Gather all lines with the word "color" in them.
** start of Supplied material **
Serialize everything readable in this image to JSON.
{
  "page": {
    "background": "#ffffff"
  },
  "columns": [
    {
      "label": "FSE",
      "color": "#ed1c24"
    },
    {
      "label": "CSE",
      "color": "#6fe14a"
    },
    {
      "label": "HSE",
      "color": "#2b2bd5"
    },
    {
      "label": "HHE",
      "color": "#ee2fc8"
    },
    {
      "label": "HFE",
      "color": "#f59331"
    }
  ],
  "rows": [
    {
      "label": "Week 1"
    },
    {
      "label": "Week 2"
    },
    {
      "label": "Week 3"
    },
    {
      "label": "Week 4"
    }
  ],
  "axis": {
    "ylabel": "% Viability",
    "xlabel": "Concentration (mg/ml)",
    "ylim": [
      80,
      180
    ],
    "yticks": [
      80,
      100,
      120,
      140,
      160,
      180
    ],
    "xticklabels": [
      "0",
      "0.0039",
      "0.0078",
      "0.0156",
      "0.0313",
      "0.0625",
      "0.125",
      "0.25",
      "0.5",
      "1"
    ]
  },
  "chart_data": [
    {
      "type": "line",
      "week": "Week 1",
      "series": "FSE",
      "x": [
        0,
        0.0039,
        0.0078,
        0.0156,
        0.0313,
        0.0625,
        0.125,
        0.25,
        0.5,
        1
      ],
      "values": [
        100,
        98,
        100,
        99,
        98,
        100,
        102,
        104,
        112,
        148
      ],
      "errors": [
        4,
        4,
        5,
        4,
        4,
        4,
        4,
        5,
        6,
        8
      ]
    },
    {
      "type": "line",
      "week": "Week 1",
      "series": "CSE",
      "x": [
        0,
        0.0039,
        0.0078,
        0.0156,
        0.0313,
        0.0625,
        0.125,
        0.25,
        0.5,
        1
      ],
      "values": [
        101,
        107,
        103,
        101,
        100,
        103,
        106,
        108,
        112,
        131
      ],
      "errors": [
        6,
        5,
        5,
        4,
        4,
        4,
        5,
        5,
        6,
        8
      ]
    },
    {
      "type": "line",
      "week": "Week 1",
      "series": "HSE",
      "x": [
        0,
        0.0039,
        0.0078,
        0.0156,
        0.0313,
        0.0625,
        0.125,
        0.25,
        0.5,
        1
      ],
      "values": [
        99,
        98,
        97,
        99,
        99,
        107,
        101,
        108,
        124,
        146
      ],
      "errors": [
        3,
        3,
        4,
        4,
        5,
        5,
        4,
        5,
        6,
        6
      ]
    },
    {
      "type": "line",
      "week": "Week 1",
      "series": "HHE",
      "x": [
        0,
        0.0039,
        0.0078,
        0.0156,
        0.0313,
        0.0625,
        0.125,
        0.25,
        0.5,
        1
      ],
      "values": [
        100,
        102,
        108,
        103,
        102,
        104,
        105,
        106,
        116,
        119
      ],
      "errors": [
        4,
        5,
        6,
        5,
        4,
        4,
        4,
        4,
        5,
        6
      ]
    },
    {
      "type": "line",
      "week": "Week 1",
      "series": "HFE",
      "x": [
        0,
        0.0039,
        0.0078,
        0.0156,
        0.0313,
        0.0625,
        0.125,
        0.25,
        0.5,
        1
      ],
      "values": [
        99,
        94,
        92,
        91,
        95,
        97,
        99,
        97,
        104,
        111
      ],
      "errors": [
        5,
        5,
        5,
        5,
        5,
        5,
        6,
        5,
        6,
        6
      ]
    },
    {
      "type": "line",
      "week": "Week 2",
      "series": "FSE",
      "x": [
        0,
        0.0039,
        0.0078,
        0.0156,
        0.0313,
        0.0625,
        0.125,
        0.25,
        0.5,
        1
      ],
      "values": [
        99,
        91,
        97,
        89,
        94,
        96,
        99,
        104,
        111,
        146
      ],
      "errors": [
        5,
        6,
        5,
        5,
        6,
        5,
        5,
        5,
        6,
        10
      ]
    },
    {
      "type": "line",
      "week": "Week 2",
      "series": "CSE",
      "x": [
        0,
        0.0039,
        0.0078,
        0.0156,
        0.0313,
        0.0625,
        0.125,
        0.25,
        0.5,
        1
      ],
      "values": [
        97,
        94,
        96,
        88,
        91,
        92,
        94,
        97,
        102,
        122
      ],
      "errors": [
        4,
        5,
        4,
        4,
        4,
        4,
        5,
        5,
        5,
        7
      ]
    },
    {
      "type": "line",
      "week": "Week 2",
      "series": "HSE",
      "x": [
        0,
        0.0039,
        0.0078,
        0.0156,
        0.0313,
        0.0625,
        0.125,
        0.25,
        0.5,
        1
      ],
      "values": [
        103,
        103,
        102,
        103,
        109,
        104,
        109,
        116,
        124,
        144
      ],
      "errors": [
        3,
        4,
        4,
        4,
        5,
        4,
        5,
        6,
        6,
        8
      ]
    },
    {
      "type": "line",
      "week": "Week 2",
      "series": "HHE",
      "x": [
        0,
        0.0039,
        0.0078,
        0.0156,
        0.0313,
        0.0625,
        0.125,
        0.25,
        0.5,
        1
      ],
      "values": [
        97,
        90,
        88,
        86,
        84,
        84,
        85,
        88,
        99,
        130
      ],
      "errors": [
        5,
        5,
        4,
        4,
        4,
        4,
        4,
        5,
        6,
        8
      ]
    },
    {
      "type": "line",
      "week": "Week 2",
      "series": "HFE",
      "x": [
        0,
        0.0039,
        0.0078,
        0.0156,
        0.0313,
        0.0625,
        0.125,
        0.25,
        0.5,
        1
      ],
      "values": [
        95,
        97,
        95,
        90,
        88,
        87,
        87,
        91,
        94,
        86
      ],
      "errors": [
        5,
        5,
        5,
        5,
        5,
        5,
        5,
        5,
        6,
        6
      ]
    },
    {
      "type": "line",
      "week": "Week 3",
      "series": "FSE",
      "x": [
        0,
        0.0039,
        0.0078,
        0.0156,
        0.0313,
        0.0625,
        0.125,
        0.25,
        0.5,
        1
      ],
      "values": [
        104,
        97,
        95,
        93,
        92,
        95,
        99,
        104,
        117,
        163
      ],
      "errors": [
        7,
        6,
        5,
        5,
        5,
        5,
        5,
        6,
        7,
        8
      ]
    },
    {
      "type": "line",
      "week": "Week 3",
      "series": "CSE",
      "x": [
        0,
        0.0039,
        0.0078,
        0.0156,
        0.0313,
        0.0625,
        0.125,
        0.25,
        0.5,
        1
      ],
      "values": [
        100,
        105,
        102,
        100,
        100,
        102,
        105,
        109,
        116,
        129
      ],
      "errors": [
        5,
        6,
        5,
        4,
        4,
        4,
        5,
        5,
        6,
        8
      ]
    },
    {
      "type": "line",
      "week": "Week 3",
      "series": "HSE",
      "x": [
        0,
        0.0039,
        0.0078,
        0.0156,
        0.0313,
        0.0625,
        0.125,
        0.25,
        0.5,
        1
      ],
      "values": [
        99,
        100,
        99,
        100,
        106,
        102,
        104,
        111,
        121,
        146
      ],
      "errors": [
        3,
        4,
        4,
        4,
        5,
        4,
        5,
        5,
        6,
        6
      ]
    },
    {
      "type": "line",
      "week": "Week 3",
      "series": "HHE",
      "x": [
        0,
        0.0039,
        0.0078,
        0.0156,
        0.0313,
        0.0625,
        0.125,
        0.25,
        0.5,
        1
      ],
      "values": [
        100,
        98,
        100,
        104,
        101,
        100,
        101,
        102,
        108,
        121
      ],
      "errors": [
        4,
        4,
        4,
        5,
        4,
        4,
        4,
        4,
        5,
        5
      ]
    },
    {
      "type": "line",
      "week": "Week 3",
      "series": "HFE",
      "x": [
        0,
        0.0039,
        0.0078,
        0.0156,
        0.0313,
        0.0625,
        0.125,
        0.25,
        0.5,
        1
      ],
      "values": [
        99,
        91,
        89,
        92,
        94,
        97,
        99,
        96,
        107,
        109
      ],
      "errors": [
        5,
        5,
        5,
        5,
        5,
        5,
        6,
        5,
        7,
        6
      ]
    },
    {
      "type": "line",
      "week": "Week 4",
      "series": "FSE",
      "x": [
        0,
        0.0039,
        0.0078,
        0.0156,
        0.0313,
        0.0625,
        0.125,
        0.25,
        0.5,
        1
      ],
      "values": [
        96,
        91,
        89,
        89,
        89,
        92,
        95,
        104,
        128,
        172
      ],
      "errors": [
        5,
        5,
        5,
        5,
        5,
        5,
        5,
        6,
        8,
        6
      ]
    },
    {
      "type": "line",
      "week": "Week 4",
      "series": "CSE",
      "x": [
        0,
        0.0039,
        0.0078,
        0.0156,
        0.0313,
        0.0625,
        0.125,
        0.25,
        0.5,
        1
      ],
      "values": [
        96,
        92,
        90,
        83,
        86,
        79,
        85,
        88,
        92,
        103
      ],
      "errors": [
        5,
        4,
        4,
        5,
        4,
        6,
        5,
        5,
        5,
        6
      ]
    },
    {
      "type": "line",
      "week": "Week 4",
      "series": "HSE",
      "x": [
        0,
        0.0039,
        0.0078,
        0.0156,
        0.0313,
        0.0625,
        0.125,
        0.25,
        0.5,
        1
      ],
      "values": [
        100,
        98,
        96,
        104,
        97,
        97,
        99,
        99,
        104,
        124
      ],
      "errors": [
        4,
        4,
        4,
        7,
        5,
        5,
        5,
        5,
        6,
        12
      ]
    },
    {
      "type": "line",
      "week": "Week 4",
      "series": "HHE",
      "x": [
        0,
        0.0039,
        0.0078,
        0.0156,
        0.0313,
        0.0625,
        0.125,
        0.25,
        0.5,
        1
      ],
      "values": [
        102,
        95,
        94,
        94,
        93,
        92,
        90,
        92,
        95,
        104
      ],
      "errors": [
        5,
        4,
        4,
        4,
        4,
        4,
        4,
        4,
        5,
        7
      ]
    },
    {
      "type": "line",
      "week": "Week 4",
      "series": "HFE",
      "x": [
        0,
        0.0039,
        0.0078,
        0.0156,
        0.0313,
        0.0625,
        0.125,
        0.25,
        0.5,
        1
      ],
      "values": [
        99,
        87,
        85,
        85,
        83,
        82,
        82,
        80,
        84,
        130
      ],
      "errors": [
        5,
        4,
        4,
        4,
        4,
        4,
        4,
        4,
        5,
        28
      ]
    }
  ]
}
** end of Supplied material **
> Answer for this exercise:
      "color": "#ed1c24"
      "color": "#6fe14a"
      "color": "#2b2bd5"
      "color": "#ee2fc8"
      "color": "#f59331"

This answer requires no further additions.